(Dataset items)

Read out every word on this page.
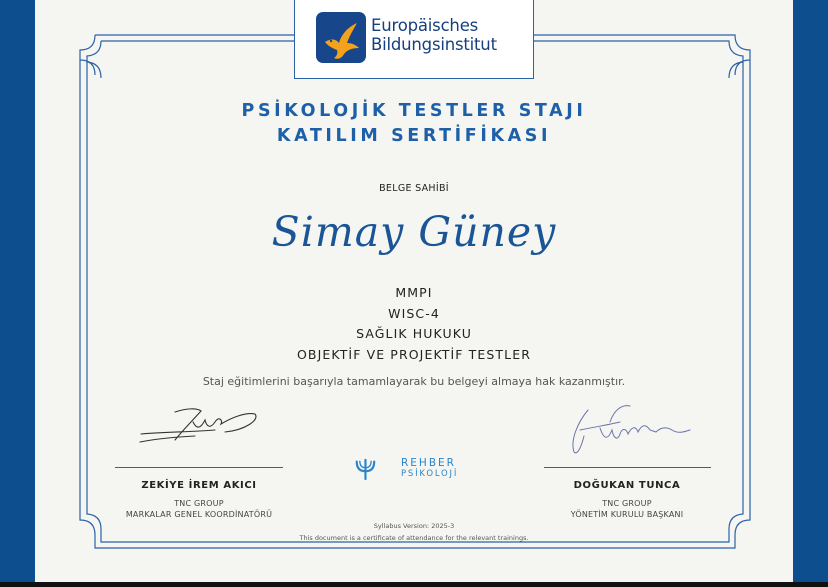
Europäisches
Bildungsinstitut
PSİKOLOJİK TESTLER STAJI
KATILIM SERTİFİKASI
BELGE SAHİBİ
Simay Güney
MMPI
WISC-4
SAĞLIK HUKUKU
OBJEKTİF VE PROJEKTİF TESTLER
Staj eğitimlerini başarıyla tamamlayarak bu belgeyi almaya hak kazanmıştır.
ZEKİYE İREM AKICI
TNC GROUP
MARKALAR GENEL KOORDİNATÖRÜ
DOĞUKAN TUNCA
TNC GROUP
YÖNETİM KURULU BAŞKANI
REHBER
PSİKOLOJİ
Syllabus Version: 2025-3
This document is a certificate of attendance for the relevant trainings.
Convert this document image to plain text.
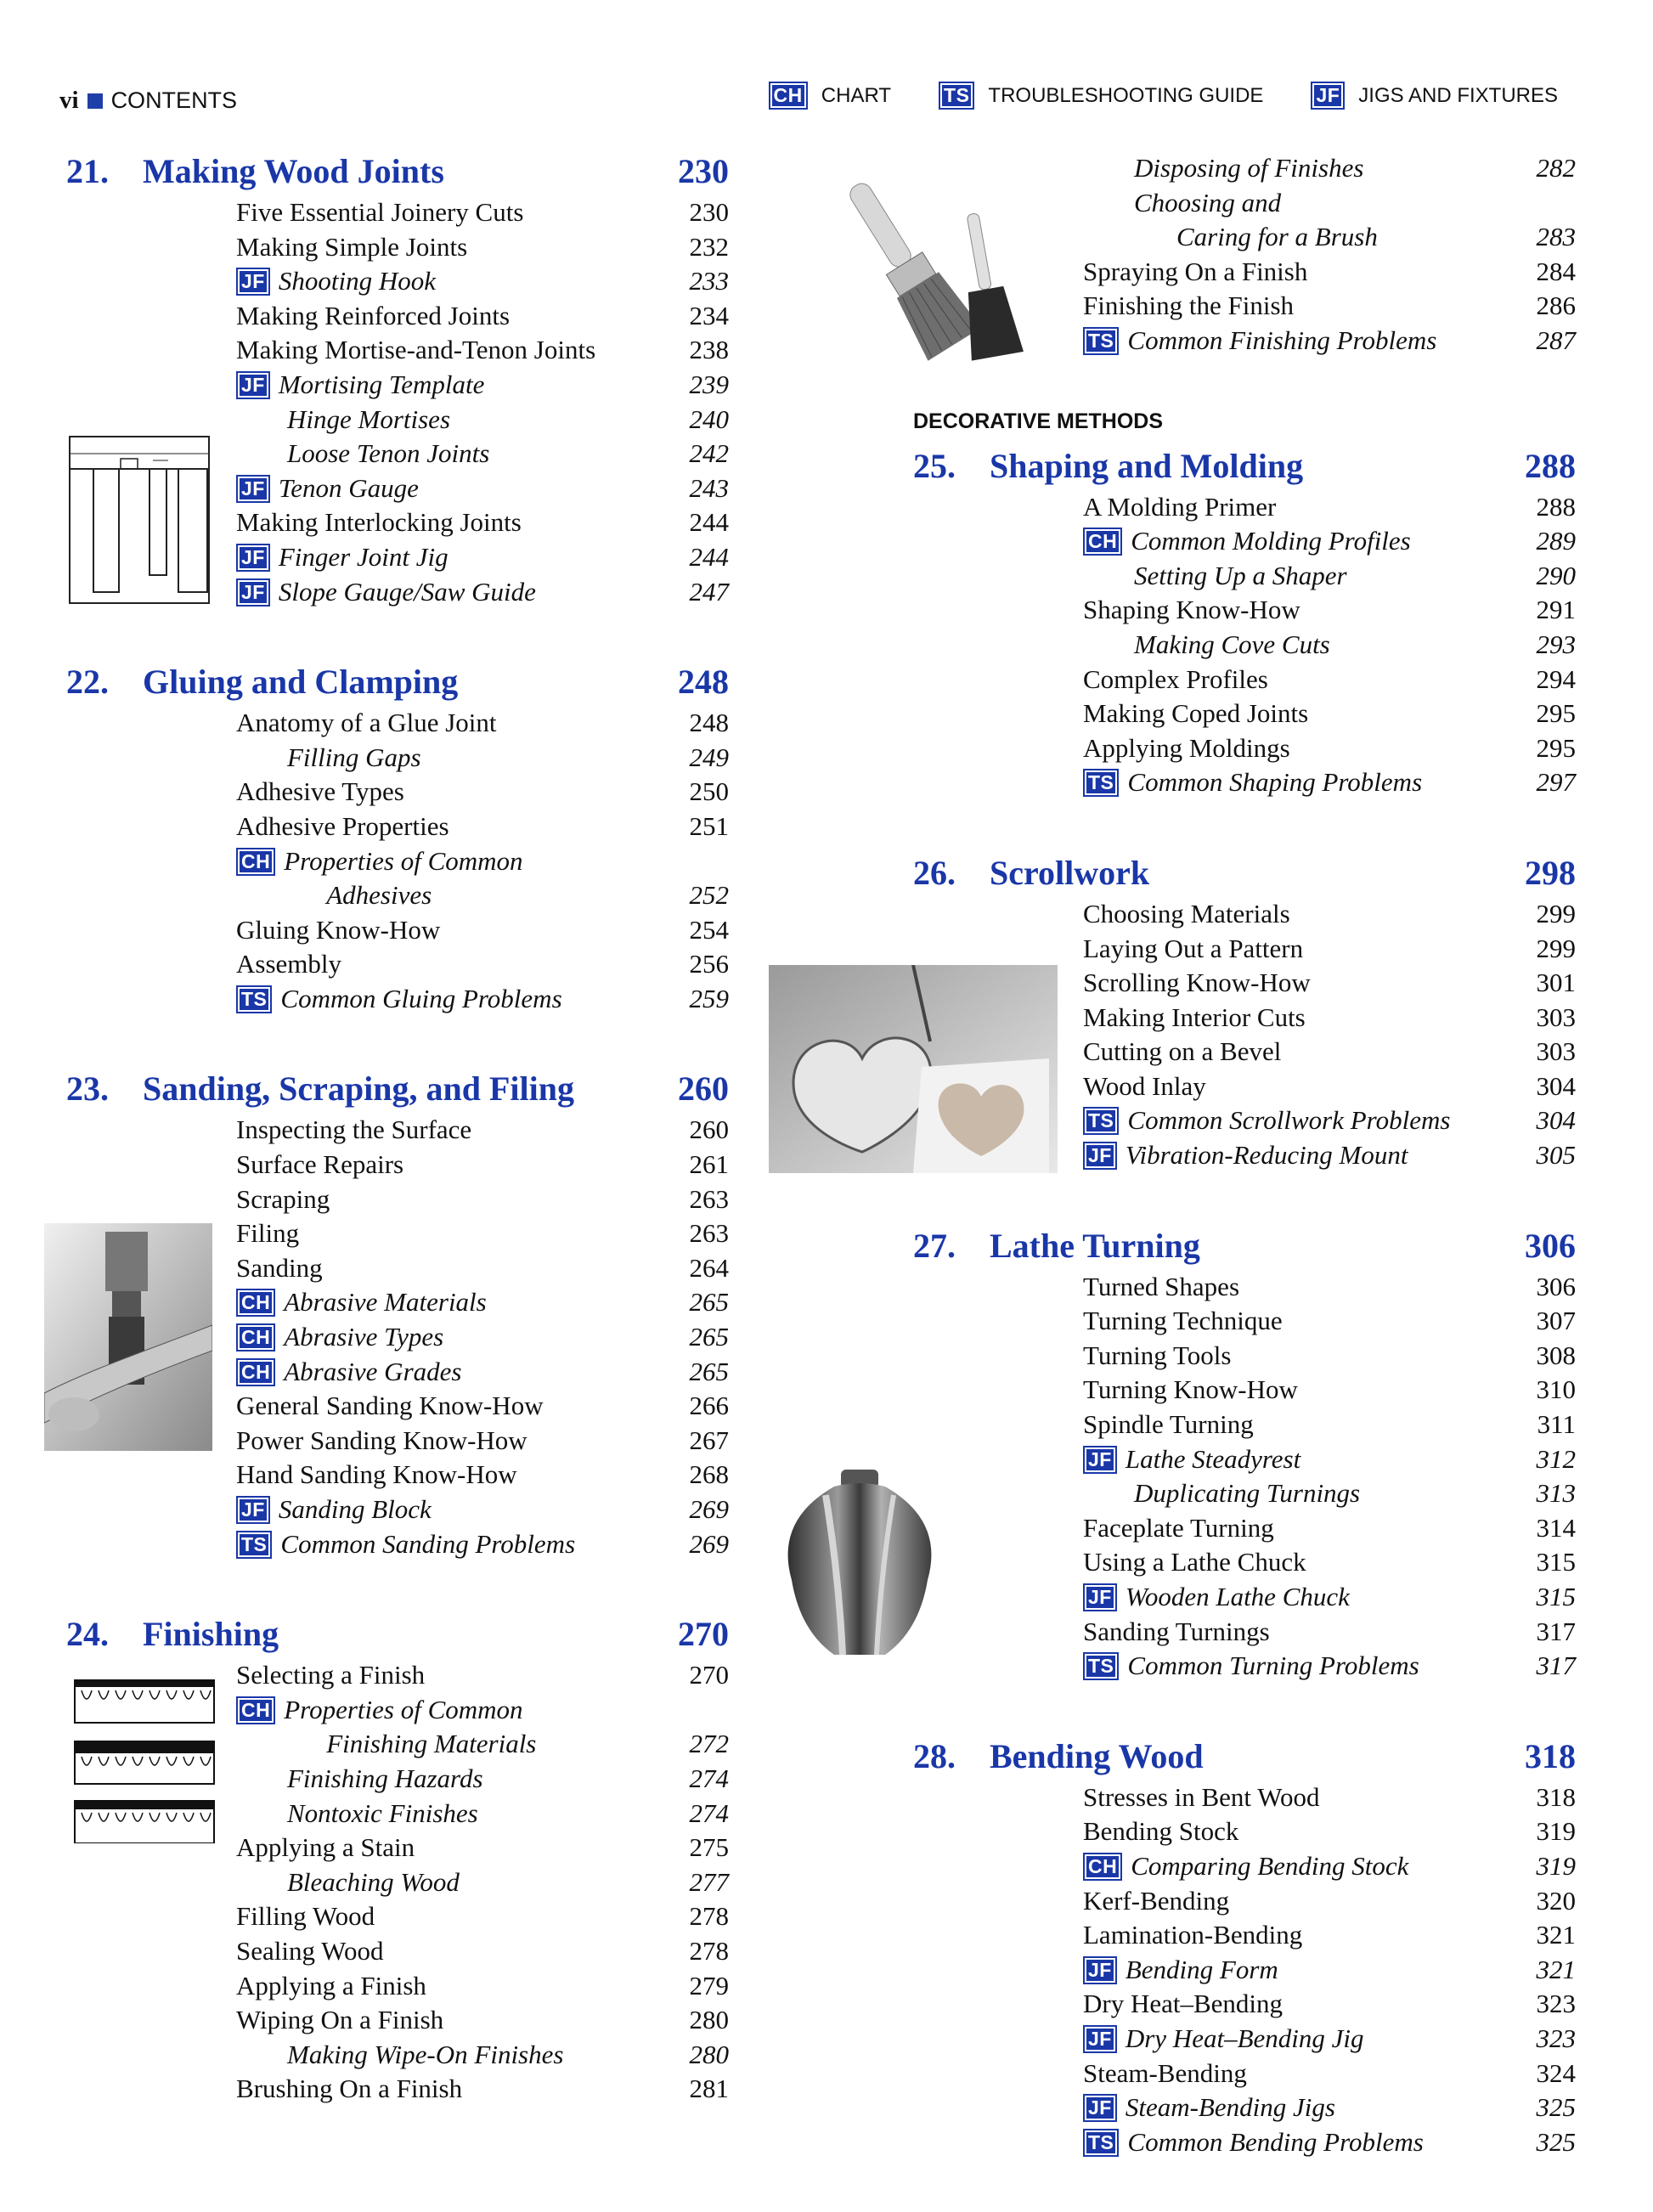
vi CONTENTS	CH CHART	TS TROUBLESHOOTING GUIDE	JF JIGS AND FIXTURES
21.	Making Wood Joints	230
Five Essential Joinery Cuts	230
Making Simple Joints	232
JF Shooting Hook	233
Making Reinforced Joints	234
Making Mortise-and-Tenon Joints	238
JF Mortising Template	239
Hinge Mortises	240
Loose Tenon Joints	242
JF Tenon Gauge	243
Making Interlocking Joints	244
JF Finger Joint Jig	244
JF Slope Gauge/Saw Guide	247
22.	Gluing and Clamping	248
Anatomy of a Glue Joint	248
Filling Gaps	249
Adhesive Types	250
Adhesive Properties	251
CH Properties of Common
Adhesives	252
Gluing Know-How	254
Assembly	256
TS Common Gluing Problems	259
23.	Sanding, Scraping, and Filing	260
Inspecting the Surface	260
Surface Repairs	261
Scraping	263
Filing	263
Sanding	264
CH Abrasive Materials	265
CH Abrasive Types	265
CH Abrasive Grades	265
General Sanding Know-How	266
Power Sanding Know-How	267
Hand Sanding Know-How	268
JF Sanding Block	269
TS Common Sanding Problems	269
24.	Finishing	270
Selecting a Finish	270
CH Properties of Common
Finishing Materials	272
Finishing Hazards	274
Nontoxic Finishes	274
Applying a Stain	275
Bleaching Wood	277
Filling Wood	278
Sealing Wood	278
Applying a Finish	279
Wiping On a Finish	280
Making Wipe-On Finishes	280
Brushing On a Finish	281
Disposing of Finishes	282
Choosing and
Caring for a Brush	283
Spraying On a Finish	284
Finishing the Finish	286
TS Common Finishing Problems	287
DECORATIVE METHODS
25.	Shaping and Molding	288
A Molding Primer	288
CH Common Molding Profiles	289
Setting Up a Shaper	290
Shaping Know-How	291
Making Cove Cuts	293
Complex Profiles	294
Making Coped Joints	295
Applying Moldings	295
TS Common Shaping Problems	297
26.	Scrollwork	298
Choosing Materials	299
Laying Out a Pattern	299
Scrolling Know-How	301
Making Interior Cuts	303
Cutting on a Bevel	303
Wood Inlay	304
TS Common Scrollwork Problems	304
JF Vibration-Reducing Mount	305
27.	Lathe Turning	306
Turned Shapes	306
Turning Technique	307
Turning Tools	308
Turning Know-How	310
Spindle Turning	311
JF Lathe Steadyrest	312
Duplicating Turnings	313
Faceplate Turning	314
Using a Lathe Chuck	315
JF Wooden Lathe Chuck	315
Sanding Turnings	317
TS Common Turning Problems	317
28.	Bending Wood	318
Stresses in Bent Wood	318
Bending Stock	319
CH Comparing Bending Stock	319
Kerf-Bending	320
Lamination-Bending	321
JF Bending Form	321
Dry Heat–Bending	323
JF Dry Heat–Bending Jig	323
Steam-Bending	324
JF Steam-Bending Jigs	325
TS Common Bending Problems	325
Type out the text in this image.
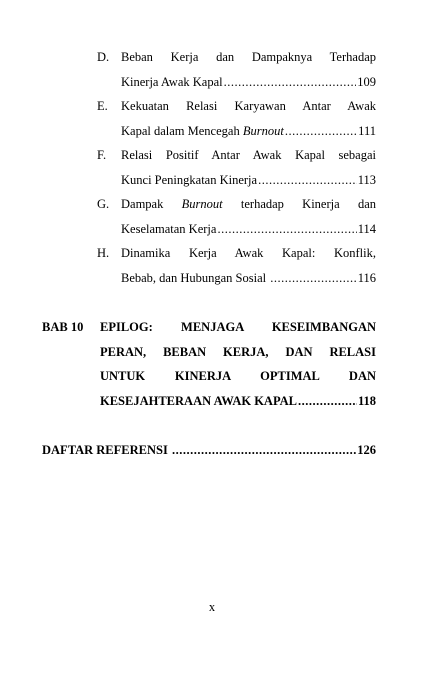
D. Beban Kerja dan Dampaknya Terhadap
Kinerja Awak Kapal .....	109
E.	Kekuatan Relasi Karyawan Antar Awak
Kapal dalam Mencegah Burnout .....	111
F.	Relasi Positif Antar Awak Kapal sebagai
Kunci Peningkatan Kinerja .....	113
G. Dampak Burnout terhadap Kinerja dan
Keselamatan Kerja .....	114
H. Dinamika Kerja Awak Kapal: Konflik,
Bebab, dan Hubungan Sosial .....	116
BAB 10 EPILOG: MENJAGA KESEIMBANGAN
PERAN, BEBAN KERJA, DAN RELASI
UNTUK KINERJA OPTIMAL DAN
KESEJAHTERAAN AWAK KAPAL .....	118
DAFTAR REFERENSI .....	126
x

● **Objective**:
Can you retype every record above exactly, leaving out the pictures?

● **Reply**:
Read out every word on this page.
Europäisches
Bildungsinstitut
PSİKOLOJİK TESTLER STAJI
KATILIM SERTİFİKASI
BELGE SAHİBİ
Simay Güney
MMPI
WISC-4
SAĞLIK HUKUKU
OBJEKTİF VE PROJEKTİF TESTLER
Staj eğitimlerini başarıyla tamamlayarak bu belgeyi almaya hak kazanmıştır.
ZEKİYE İREM AKICI
TNC GROUP
MARKALAR GENEL KOORDİNATÖRÜ
DOĞUKAN TUNCA
TNC GROUP
YÖNETİM KURULU BAŞKANI
REHBER
PSİKOLOJİ
Syllabus Version: 2025-3
This document is a certificate of attendance for the relevant trainings.
Convert this document image to plain text.
vi CONTENTS	CH CHART	TS TROUBLESHOOTING GUIDE	JF JIGS AND FIXTURES
21.	Making Wood Joints	230
Five Essential Joinery Cuts	230
Making Simple Joints	232
JF Shooting Hook	233
Making Reinforced Joints	234
Making Mortise-and-Tenon Joints	238
JF Mortising Template	239
Hinge Mortises	240
Loose Tenon Joints	242
JF Tenon Gauge	243
Making Interlocking Joints	244
JF Finger Joint Jig	244
JF Slope Gauge/Saw Guide	247
22.	Gluing and Clamping	248
Anatomy of a Glue Joint	248
Filling Gaps	249
Adhesive Types	250
Adhesive Properties	251
CH Properties of Common
Adhesives	252
Gluing Know-How	254
Assembly	256
TS Common Gluing Problems	259
23.	Sanding, Scraping, and Filing	260
Inspecting the Surface	260
Surface Repairs	261
Scraping	263
Filing	263
Sanding	264
CH Abrasive Materials	265
CH Abrasive Types	265
CH Abrasive Grades	265
General Sanding Know-How	266
Power Sanding Know-How	267
Hand Sanding Know-How	268
JF Sanding Block	269
TS Common Sanding Problems	269
24.	Finishing	270
Selecting a Finish	270
CH Properties of Common
Finishing Materials	272
Finishing Hazards	274
Nontoxic Finishes	274
Applying a Stain	275
Bleaching Wood	277
Filling Wood	278
Sealing Wood	278
Applying a Finish	279
Wiping On a Finish	280
Making Wipe-On Finishes	280
Brushing On a Finish	281
Disposing of Finishes	282
Choosing and
Caring for a Brush	283
Spraying On a Finish	284
Finishing the Finish	286
TS Common Finishing Problems	287
DECORATIVE METHODS
25.	Shaping and Molding	288
A Molding Primer	288
CH Common Molding Profiles	289
Setting Up a Shaper	290
Shaping Know-How	291
Making Cove Cuts	293
Complex Profiles	294
Making Coped Joints	295
Applying Moldings	295
TS Common Shaping Problems	297
26.	Scrollwork	298
Choosing Materials	299
Laying Out a Pattern	299
Scrolling Know-How	301
Making Interior Cuts	303
Cutting on a Bevel	303
Wood Inlay	304
TS Common Scrollwork Problems	304
JF Vibration-Reducing Mount	305
27.	Lathe Turning	306
Turned Shapes	306
Turning Technique	307
Turning Tools	308
Turning Know-How	310
Spindle Turning	311
JF Lathe Steadyrest	312
Duplicating Turnings	313
Faceplate Turning	314
Using a Lathe Chuck	315
JF Wooden Lathe Chuck	315
Sanding Turnings	317
TS Common Turning Problems	317
28.	Bending Wood	318
Stresses in Bent Wood	318
Bending Stock	319
CH Comparing Bending Stock	319
Kerf-Bending	320
Lamination-Bending	321
JF Bending Form	321
Dry Heat–Bending	323
JF Dry Heat–Bending Jig	323
Steam-Bending	324
JF Steam-Bending Jigs	325
TS Common Bending Problems	325
Type out the text in this image.
D. Beban Kerja dan Dampaknya Terhadap
Kinerja Awak Kapal .....	109
E.	Kekuatan Relasi Karyawan Antar Awak
Kapal dalam Mencegah Burnout .....	111
F.	Relasi Positif Antar Awak Kapal sebagai
Kunci Peningkatan Kinerja .....	113
G. Dampak Burnout terhadap Kinerja dan
Keselamatan Kerja .....	114
H. Dinamika Kerja Awak Kapal: Konflik,
Bebab, dan Hubungan Sosial .....	116
BAB 10 EPILOG: MENJAGA KESEIMBANGAN
PERAN, BEBAN KERJA, DAN RELASI
UNTUK KINERJA OPTIMAL DAN
KESEJAHTERAAN AWAK KAPAL .....	118
DAFTAR REFERENSI .....	126
x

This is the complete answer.